_Written request_. Your task is to tally the lines of the listing containing the word "efkĕs" and report the figure alone.

+===+

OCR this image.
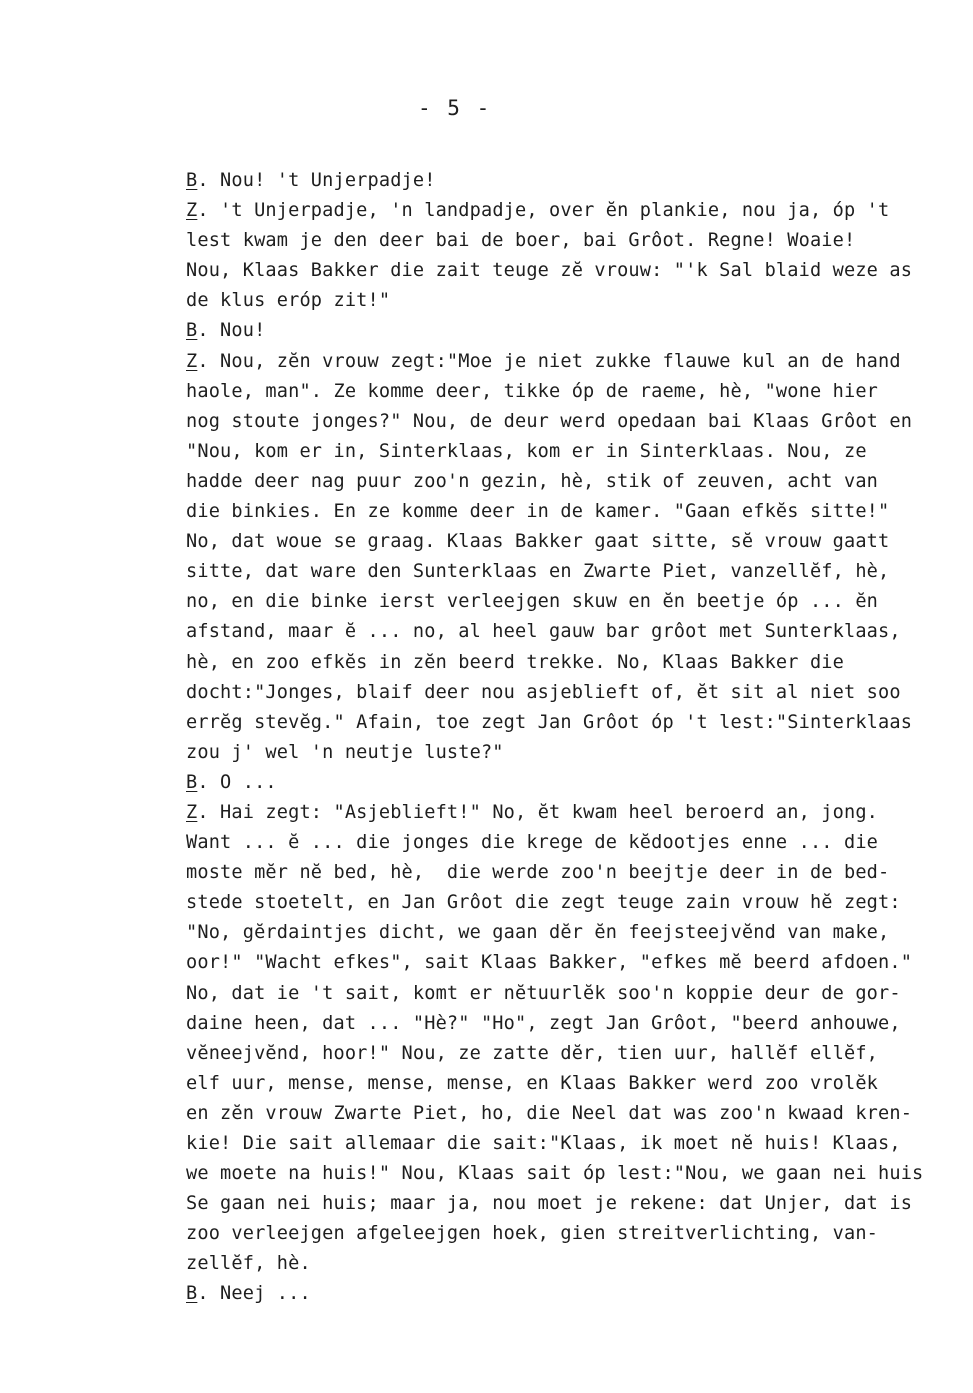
- 5 -
B. Nou! 't Unjerpadje!
Z. 't Unjerpadje, 'n landpadje, over ĕn plankie, nou ja, óp 't
lest kwam je den deer bai de boer, bai Grôot. Regne! Woaie!
Nou, Klaas Bakker die zait teuge zĕ vrouw: "'k Sal blaid weze as
de klus eróp zit!"
B. Nou!
Z. Nou, zĕn vrouw zegt:"Moe je niet zukke flauwe kul an de hand
haole, man". Ze komme deer, tikke óp de raeme, hè, "wone hier
nog stoute jonges?" Nou, de deur werd opedaan bai Klaas Grôot en
"Nou, kom er in, Sinterklaas, kom er in Sinterklaas. Nou, ze
hadde deer nag puur zoo'n gezin, hè, stik of zeuven, acht van
die binkies. En ze komme deer in de kamer. "Gaan efkĕs sitte!"
No, dat woue se graag. Klaas Bakker gaat sitte, sĕ vrouw gaatt
sitte, dat ware den Sunterklaas en Zwarte Piet, vanzellĕf, hè,
no, en die binke ierst verleejgen skuw en ĕn beetje óp ... ĕn
afstand, maar ĕ ... no, al heel gauw bar grôot met Sunterklaas,
hè, en zoo efkĕs in zĕn beerd trekke. No, Klaas Bakker die
docht:"Jonges, blaif deer nou asjeblieft of, ĕt sit al niet soo
errĕg stevĕg." Afain, toe zegt Jan Grôot óp 't lest:"Sinterklaas
zou j' wel 'n neutje luste?"
B. O ...
Z. Hai zegt: "Asjeblieft!" No, ĕt kwam heel beroerd an, jong.
Want ... ĕ ... die jonges die krege de kĕdootjes enne ... die
moste mĕr nĕ bed, hè,  die werde zoo'n beejtje deer in de bed-
stede stoetelt, en Jan Grôot die zegt teuge zain vrouw hĕ zegt:
"No, gĕrdaintjes dicht, we gaan dĕr ĕn feejsteejvĕnd van make,
oor!" "Wacht efkes", sait Klaas Bakker, "efkes mĕ beerd afdoen."
No, dat ie 't sait, komt er nĕtuurlĕk soo'n koppie deur de gor-
daine heen, dat ... "Hè?" "Ho", zegt Jan Grôot, "beerd anhouwe,
vĕneejvĕnd, hoor!" Nou, ze zatte dĕr, tien uur, hallĕf ellĕf,
elf uur, mense, mense, mense, en Klaas Bakker werd zoo vrolĕk
en zĕn vrouw Zwarte Piet, ho, die Neel dat was zoo'n kwaad kren-
kie! Die sait allemaar die sait:"Klaas, ik moet nĕ huis! Klaas,
we moete na huis!" Nou, Klaas sait óp lest:"Nou, we gaan nei huis
Se gaan nei huis; maar ja, nou moet je rekene: dat Unjer, dat is
zoo verleejgen afgeleejgen hoek, gien streitverlichting, van-
zellĕf, hè.
B. Neej ...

+===+

_Completed exercise_. 2